[Source data]

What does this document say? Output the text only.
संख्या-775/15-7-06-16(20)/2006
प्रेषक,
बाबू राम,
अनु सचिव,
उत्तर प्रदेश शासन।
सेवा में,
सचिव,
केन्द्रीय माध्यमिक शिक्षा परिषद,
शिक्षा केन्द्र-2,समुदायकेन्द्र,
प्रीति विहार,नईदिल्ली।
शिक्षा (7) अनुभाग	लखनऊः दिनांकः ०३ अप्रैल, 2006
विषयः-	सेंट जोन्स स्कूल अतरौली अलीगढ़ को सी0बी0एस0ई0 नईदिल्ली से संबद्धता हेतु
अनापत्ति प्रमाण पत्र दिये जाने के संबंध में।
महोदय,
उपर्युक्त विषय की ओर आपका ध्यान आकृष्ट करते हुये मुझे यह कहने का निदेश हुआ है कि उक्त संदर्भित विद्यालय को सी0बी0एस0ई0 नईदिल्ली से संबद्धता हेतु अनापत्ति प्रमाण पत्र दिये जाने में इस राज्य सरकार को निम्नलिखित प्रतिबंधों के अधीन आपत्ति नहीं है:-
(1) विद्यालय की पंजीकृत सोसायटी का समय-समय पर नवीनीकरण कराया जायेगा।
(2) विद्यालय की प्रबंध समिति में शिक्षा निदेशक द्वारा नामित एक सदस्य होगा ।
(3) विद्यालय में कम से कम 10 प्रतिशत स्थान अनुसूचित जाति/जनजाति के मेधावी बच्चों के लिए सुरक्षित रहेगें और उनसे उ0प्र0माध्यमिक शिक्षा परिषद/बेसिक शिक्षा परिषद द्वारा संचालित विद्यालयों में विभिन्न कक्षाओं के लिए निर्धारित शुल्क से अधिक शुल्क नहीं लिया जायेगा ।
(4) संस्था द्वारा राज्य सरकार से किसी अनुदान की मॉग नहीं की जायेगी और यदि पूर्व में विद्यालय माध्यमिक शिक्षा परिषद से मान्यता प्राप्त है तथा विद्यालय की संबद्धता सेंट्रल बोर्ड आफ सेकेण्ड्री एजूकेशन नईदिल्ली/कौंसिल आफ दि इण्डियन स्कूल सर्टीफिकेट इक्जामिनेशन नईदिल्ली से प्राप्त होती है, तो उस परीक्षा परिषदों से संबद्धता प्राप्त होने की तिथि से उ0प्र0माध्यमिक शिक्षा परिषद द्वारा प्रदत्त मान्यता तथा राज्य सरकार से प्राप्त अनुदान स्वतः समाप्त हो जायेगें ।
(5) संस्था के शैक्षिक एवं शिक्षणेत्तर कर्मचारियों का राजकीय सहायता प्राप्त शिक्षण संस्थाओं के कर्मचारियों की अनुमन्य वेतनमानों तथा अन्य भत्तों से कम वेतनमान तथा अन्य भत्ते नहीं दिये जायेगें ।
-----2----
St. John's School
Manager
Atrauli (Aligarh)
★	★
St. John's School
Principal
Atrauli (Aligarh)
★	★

* What you need to do *
Transcribe every entry verbatim.

* Reply to the exercise *
What does this document say? Output the text only.
संख्या-775/15-7-06-16(20)/2006
प्रेषक,
बाबू राम,
अनु सचिव,
उत्तर प्रदेश शासन।
सेवा में,
सचिव,
केन्द्रीय माध्यमिक शिक्षा परिषद,
शिक्षा केन्द्र-2,समुदायकेन्द्र,
प्रीति विहार,नईदिल्ली।
शिक्षा (7) अनुभाग	लखनऊः दिनांकः ०३ अप्रैल, 2006
विषयः-	सेंट जोन्स स्कूल अतरौली अलीगढ़ को सी0बी0एस0ई0 नईदिल्ली से संबद्धता हेतु
अनापत्ति प्रमाण पत्र दिये जाने के संबंध में।
महोदय,
उपर्युक्त विषय की ओर आपका ध्यान आकृष्ट करते हुये मुझे यह कहने का निदेश हुआ है कि उक्त संदर्भित विद्यालय को सी0बी0एस0ई0 नईदिल्ली से संबद्धता हेतु अनापत्ति प्रमाण पत्र दिये जाने में इस राज्य सरकार को निम्नलिखित प्रतिबंधों के अधीन आपत्ति नहीं है:-
(1) विद्यालय की पंजीकृत सोसायटी का समय-समय पर नवीनीकरण कराया जायेगा।
(2) विद्यालय की प्रबंध समिति में शिक्षा निदेशक द्वारा नामित एक सदस्य होगा ।
(3) विद्यालय में कम से कम 10 प्रतिशत स्थान अनुसूचित जाति/जनजाति के मेधावी बच्चों के लिए सुरक्षित रहेगें और उनसे उ0प्र0माध्यमिक शिक्षा परिषद/बेसिक शिक्षा परिषद द्वारा संचालित विद्यालयों में विभिन्न कक्षाओं के लिए निर्धारित शुल्क से अधिक शुल्क नहीं लिया जायेगा ।
(4) संस्था द्वारा राज्य सरकार से किसी अनुदान की मॉग नहीं की जायेगी और यदि पूर्व में विद्यालय माध्यमिक शिक्षा परिषद से मान्यता प्राप्त है तथा विद्यालय की संबद्धता सेंट्रल बोर्ड आफ सेकेण्ड्री एजूकेशन नईदिल्ली/कौंसिल आफ दि इण्डियन स्कूल सर्टीफिकेट इक्जामिनेशन नईदिल्ली से प्राप्त होती है, तो उस परीक्षा परिषदों से संबद्धता प्राप्त होने की तिथि से उ0प्र0माध्यमिक शिक्षा परिषद द्वारा प्रदत्त मान्यता तथा राज्य सरकार से प्राप्त अनुदान स्वतः समाप्त हो जायेगें ।
(5) संस्था के शैक्षिक एवं शिक्षणेत्तर कर्मचारियों का राजकीय सहायता प्राप्त शिक्षण संस्थाओं के कर्मचारियों की अनुमन्य वेतनमानों तथा अन्य भत्तों से कम वेतनमान तथा अन्य भत्ते नहीं दिये जायेगें ।
-----2----
St. John's School
Manager
Atrauli (Aligarh)
★	★
St. John's School
Principal
Atrauli (Aligarh)
★	★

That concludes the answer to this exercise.